Nothing should be left out: output all of the entries exactly.

═══ Provided data

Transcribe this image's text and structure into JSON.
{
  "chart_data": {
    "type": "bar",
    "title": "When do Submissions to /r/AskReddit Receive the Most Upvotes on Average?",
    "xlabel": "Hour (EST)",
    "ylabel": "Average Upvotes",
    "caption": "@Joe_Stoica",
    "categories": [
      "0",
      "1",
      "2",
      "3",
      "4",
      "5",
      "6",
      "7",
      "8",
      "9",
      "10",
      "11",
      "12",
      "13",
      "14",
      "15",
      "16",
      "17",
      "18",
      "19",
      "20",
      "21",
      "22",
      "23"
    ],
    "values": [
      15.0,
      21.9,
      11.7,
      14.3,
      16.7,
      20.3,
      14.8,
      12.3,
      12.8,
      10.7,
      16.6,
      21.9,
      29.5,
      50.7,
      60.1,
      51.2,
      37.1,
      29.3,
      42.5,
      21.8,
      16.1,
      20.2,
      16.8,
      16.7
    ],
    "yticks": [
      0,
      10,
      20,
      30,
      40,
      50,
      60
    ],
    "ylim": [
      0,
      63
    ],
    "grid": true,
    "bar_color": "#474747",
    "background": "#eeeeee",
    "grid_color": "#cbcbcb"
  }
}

══════

### Reply to the exercise
Transcribe this image's text and structure into JSON.
{
  "chart_data": {
    "type": "bar",
    "title": "When do Submissions to /r/AskReddit Receive the Most Upvotes on Average?",
    "xlabel": "Hour (EST)",
    "ylabel": "Average Upvotes",
    "caption": "@Joe_Stoica",
    "categories": [
      "0",
      "1",
      "2",
      "3",
      "4",
      "5",
      "6",
      "7",
      "8",
      "9",
      "10",
      "11",
      "12",
      "13",
      "14",
      "15",
      "16",
      "17",
      "18",
      "19",
      "20",
      "21",
      "22",
      "23"
    ],
    "values": [
      15.0,
      21.9,
      11.7,
      14.3,
      16.7,
      20.3,
      14.8,
      12.3,
      12.8,
      10.7,
      16.6,
      21.9,
      29.5,
      50.7,
      60.1,
      51.2,
      37.1,
      29.3,
      42.5,
      21.8,
      16.1,
      20.2,
      16.8,
      16.7
    ],
    "yticks": [
      0,
      10,
      20,
      30,
      40,
      50,
      60
    ],
    "ylim": [
      0,
      63
    ],
    "grid": true,
    "bar_color": "#474747",
    "background": "#eeeeee",
    "grid_color": "#cbcbcb"
  }
}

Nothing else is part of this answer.